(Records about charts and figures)
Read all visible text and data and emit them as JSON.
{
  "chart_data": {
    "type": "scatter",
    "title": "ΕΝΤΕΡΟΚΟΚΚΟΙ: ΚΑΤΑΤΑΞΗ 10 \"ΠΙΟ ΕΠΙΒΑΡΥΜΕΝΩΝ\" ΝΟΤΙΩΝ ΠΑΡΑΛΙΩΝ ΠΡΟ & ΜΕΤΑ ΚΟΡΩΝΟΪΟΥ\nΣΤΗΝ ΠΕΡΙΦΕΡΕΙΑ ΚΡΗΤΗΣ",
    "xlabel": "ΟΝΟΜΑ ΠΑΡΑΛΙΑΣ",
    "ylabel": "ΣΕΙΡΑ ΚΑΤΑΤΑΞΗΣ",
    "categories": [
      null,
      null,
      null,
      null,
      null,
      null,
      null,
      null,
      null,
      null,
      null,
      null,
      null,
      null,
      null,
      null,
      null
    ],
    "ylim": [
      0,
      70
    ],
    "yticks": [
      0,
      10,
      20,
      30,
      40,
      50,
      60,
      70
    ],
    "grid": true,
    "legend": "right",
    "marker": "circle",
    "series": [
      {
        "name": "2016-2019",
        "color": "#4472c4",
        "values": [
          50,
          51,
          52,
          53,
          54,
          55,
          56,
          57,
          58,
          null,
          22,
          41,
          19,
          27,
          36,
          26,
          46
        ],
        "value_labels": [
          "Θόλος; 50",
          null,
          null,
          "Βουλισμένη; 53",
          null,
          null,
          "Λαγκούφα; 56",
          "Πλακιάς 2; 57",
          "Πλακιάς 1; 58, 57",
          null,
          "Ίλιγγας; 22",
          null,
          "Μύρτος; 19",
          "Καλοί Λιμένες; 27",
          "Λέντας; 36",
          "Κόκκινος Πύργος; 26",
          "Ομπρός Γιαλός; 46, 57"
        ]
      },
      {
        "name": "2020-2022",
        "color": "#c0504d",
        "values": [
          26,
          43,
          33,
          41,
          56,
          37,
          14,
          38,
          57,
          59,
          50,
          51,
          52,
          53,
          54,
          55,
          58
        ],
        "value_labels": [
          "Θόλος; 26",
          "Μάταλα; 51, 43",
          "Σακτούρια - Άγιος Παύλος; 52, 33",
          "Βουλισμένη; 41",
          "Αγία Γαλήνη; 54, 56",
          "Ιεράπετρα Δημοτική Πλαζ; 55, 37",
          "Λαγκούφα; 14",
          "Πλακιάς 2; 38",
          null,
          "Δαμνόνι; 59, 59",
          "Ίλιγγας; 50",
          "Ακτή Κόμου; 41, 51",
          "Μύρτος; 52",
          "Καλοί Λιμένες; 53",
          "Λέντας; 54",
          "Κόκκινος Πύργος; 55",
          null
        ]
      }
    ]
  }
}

▸ **Exercise**: Print back all the lines verbatim.

▸ **Answer to this problem**:
Read all visible text and data and emit them as JSON.
{
  "chart_data": {
    "type": "scatter",
    "title": "ΕΝΤΕΡΟΚΟΚΚΟΙ: ΚΑΤΑΤΑΞΗ 10 \"ΠΙΟ ΕΠΙΒΑΡΥΜΕΝΩΝ\" ΝΟΤΙΩΝ ΠΑΡΑΛΙΩΝ ΠΡΟ & ΜΕΤΑ ΚΟΡΩΝΟΪΟΥ\nΣΤΗΝ ΠΕΡΙΦΕΡΕΙΑ ΚΡΗΤΗΣ",
    "xlabel": "ΟΝΟΜΑ ΠΑΡΑΛΙΑΣ",
    "ylabel": "ΣΕΙΡΑ ΚΑΤΑΤΑΞΗΣ",
    "categories": [
      null,
      null,
      null,
      null,
      null,
      null,
      null,
      null,
      null,
      null,
      null,
      null,
      null,
      null,
      null,
      null,
      null
    ],
    "ylim": [
      0,
      70
    ],
    "yticks": [
      0,
      10,
      20,
      30,
      40,
      50,
      60,
      70
    ],
    "grid": true,
    "legend": "right",
    "marker": "circle",
    "series": [
      {
        "name": "2016-2019",
        "color": "#4472c4",
        "values": [
          50,
          51,
          52,
          53,
          54,
          55,
          56,
          57,
          58,
          null,
          22,
          41,
          19,
          27,
          36,
          26,
          46
        ],
        "value_labels": [
          "Θόλος; 50",
          null,
          null,
          "Βουλισμένη; 53",
          null,
          null,
          "Λαγκούφα; 56",
          "Πλακιάς 2; 57",
          "Πλακιάς 1; 58, 57",
          null,
          "Ίλιγγας; 22",
          null,
          "Μύρτος; 19",
          "Καλοί Λιμένες; 27",
          "Λέντας; 36",
          "Κόκκινος Πύργος; 26",
          "Ομπρός Γιαλός; 46, 57"
        ]
      },
      {
        "name": "2020-2022",
        "color": "#c0504d",
        "values": [
          26,
          43,
          33,
          41,
          56,
          37,
          14,
          38,
          57,
          59,
          50,
          51,
          52,
          53,
          54,
          55,
          58
        ],
        "value_labels": [
          "Θόλος; 26",
          "Μάταλα; 51, 43",
          "Σακτούρια - Άγιος Παύλος; 52, 33",
          "Βουλισμένη; 41",
          "Αγία Γαλήνη; 54, 56",
          "Ιεράπετρα Δημοτική Πλαζ; 55, 37",
          "Λαγκούφα; 14",
          "Πλακιάς 2; 38",
          null,
          "Δαμνόνι; 59, 59",
          "Ίλιγγας; 50",
          "Ακτή Κόμου; 41, 51",
          "Μύρτος; 52",
          "Καλοί Λιμένες; 53",
          "Λέντας; 54",
          "Κόκκινος Πύργος; 55",
          null
        ]
      }
    ]
  }
}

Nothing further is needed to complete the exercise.